No images are to be carried over; print all other material exactly as it stands.

▽

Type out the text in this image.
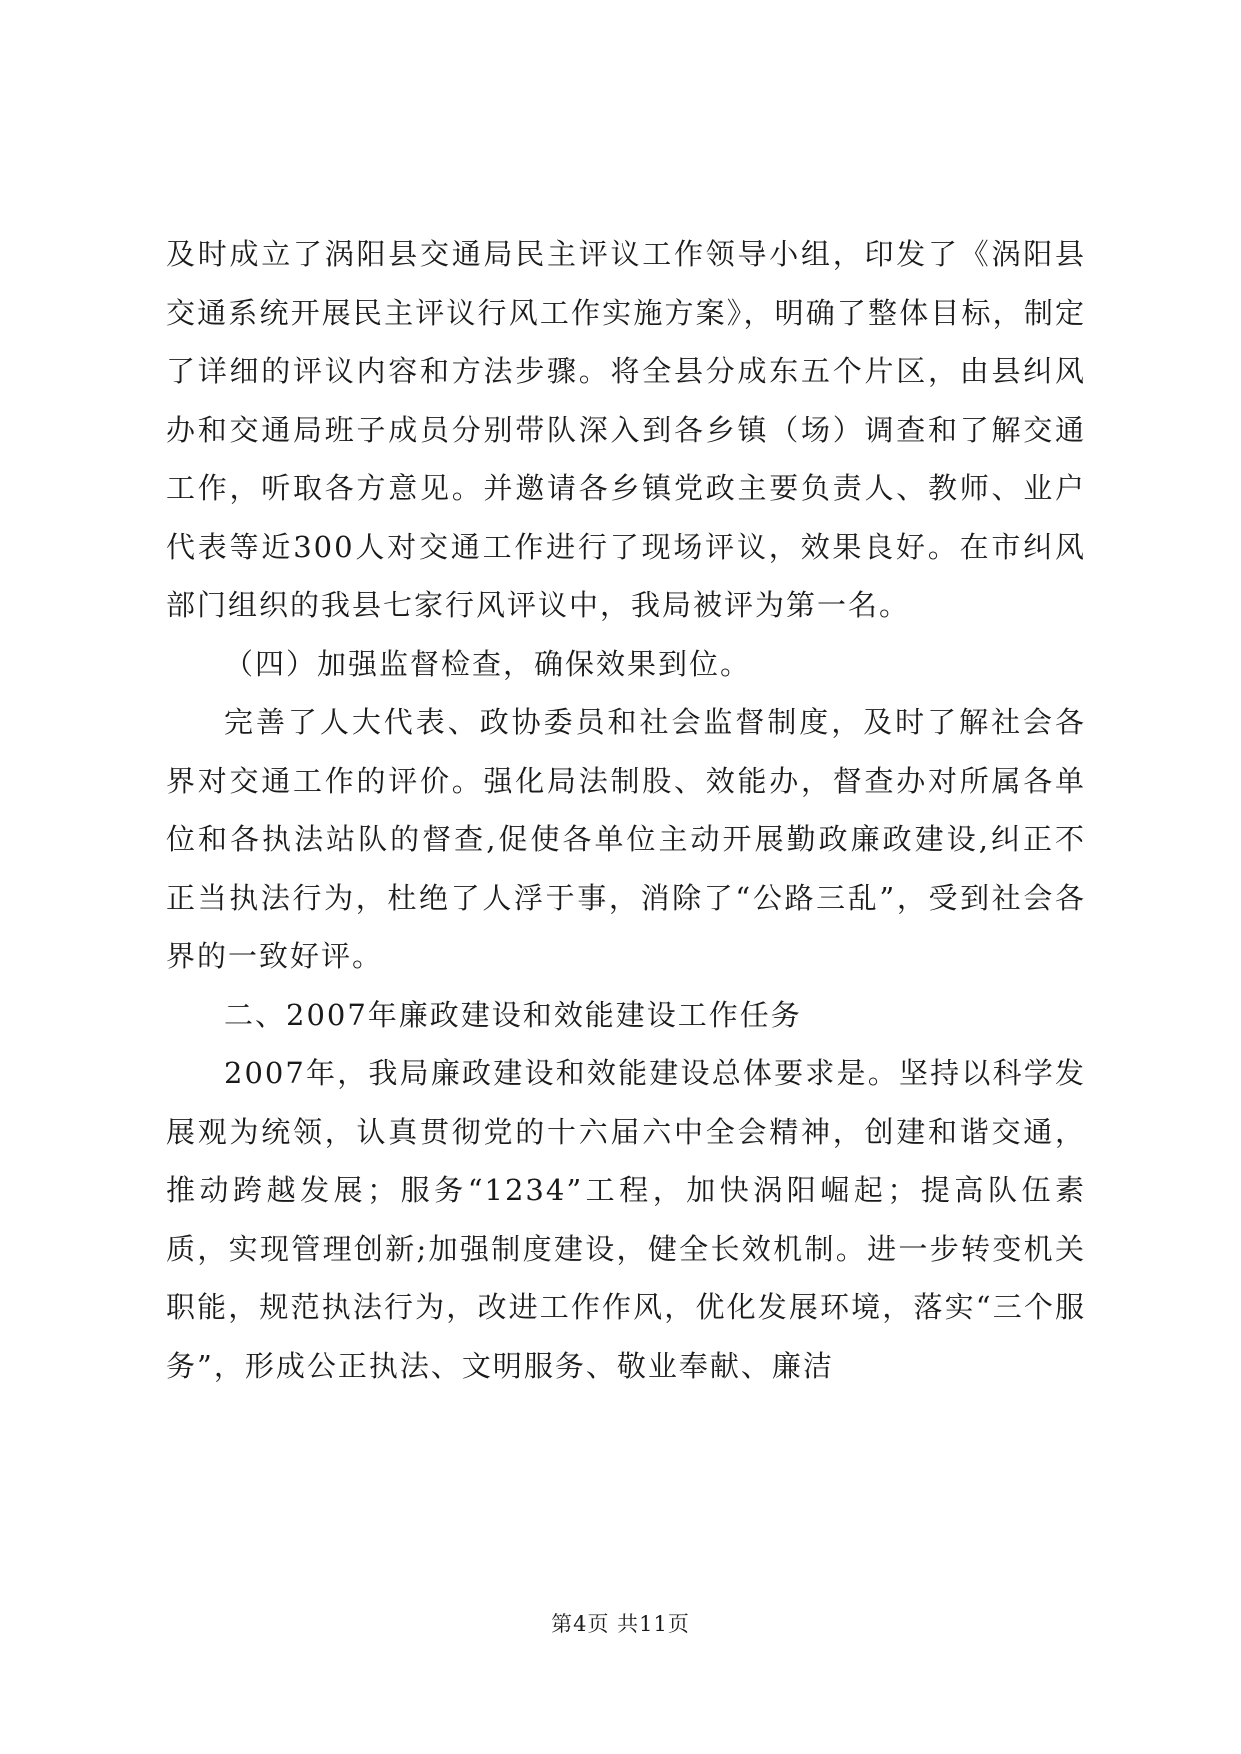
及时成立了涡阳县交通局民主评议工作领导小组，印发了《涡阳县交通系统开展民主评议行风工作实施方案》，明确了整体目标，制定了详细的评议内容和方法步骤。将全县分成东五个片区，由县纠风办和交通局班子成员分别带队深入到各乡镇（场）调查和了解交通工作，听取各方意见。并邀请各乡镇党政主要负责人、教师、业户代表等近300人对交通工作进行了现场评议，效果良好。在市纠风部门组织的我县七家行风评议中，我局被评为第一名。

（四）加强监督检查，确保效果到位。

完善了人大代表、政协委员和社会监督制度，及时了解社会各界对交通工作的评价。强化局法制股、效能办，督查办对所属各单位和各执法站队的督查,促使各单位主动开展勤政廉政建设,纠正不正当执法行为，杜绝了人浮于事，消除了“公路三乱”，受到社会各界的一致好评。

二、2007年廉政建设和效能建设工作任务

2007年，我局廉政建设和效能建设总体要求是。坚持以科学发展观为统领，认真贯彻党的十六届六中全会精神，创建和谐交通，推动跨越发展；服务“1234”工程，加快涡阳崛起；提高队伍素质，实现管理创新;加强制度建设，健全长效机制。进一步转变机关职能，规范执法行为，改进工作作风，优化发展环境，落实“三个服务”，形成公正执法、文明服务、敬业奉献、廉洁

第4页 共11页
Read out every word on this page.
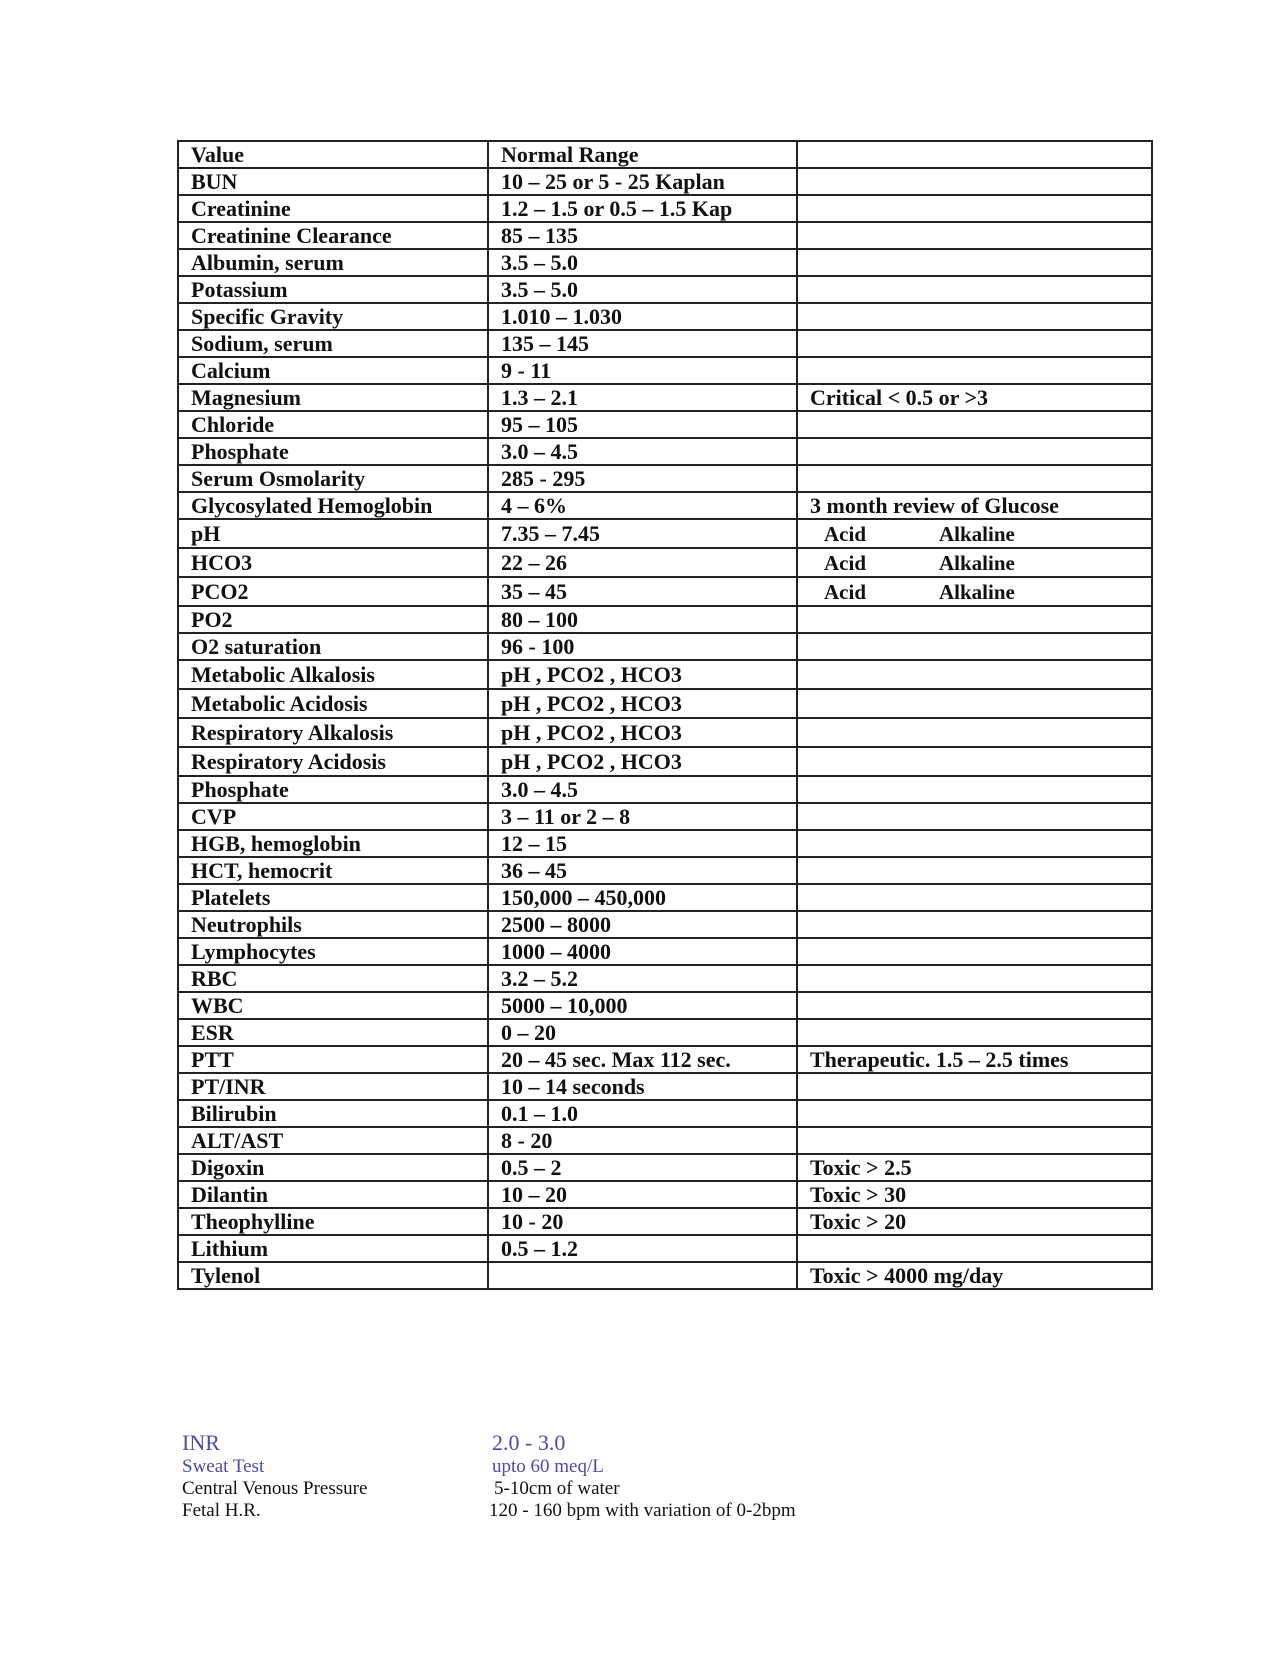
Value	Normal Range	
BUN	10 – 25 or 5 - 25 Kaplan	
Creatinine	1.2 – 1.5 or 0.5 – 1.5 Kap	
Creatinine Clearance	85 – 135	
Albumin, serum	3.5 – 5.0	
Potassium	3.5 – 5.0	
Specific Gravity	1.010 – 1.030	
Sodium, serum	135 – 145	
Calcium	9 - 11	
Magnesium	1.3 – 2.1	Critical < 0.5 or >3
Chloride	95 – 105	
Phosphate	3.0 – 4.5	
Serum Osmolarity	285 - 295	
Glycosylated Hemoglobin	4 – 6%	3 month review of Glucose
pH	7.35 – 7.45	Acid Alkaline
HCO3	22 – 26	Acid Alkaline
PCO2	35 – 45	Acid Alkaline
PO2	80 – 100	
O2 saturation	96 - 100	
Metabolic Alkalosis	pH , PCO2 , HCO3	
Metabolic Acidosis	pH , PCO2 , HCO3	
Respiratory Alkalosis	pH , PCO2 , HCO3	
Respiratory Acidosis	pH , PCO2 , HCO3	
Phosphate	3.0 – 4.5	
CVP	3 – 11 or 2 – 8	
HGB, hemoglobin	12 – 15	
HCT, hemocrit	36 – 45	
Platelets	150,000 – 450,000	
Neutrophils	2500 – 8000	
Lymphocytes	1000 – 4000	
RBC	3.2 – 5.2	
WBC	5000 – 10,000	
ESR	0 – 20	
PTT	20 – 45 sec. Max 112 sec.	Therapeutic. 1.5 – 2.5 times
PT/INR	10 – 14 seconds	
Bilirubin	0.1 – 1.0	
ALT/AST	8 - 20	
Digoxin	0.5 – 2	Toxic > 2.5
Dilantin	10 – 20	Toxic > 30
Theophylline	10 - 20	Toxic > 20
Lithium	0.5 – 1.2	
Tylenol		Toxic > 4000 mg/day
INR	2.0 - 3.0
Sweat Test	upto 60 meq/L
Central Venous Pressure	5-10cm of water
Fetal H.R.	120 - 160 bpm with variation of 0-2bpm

△

** WRITTEN ANSWER **
Type out the text in this image.
及时成立了涡阳县交通局民主评议工作领导小组，印发了《涡阳县交通系统开展民主评议行风工作实施方案》，明确了整体目标，制定了详细的评议内容和方法步骤。将全县分成东五个片区，由县纠风办和交通局班子成员分别带队深入到各乡镇（场）调查和了解交通工作，听取各方意见。并邀请各乡镇党政主要负责人、教师、业户代表等近300人对交通工作进行了现场评议，效果良好。在市纠风部门组织的我县七家行风评议中，我局被评为第一名。

（四）加强监督检查，确保效果到位。

完善了人大代表、政协委员和社会监督制度，及时了解社会各界对交通工作的评价。强化局法制股、效能办，督查办对所属各单位和各执法站队的督查,促使各单位主动开展勤政廉政建设,纠正不正当执法行为，杜绝了人浮于事，消除了“公路三乱”，受到社会各界的一致好评。

二、2007年廉政建设和效能建设工作任务

2007年，我局廉政建设和效能建设总体要求是。坚持以科学发展观为统领，认真贯彻党的十六届六中全会精神，创建和谐交通，推动跨越发展；服务“1234”工程，加快涡阳崛起；提高队伍素质，实现管理创新;加强制度建设，健全长效机制。进一步转变机关职能，规范执法行为，改进工作作风，优化发展环境，落实“三个服务”，形成公正执法、文明服务、敬业奉献、廉洁

第4页 共11页
Read out every word on this page.
Value	Normal Range	
BUN	10 – 25 or 5 - 25 Kaplan	
Creatinine	1.2 – 1.5 or 0.5 – 1.5 Kap	
Creatinine Clearance	85 – 135	
Albumin, serum	3.5 – 5.0	
Potassium	3.5 – 5.0	
Specific Gravity	1.010 – 1.030	
Sodium, serum	135 – 145	
Calcium	9 - 11	
Magnesium	1.3 – 2.1	Critical < 0.5 or >3
Chloride	95 – 105	
Phosphate	3.0 – 4.5	
Serum Osmolarity	285 - 295	
Glycosylated Hemoglobin	4 – 6%	3 month review of Glucose
pH	7.35 – 7.45	Acid Alkaline
HCO3	22 – 26	Acid Alkaline
PCO2	35 – 45	Acid Alkaline
PO2	80 – 100	
O2 saturation	96 - 100	
Metabolic Alkalosis	pH , PCO2 , HCO3	
Metabolic Acidosis	pH , PCO2 , HCO3	
Respiratory Alkalosis	pH , PCO2 , HCO3	
Respiratory Acidosis	pH , PCO2 , HCO3	
Phosphate	3.0 – 4.5	
CVP	3 – 11 or 2 – 8	
HGB, hemoglobin	12 – 15	
HCT, hemocrit	36 – 45	
Platelets	150,000 – 450,000	
Neutrophils	2500 – 8000	
Lymphocytes	1000 – 4000	
RBC	3.2 – 5.2	
WBC	5000 – 10,000	
ESR	0 – 20	
PTT	20 – 45 sec. Max 112 sec.	Therapeutic. 1.5 – 2.5 times
PT/INR	10 – 14 seconds	
Bilirubin	0.1 – 1.0	
ALT/AST	8 - 20	
Digoxin	0.5 – 2	Toxic > 2.5
Dilantin	10 – 20	Toxic > 30
Theophylline	10 - 20	Toxic > 20
Lithium	0.5 – 1.2	
Tylenol		Toxic > 4000 mg/day
INR	2.0 - 3.0
Sweat Test	upto 60 meq/L
Central Venous Pressure	5-10cm of water
Fetal H.R.	120 - 160 bpm with variation of 0-2bpm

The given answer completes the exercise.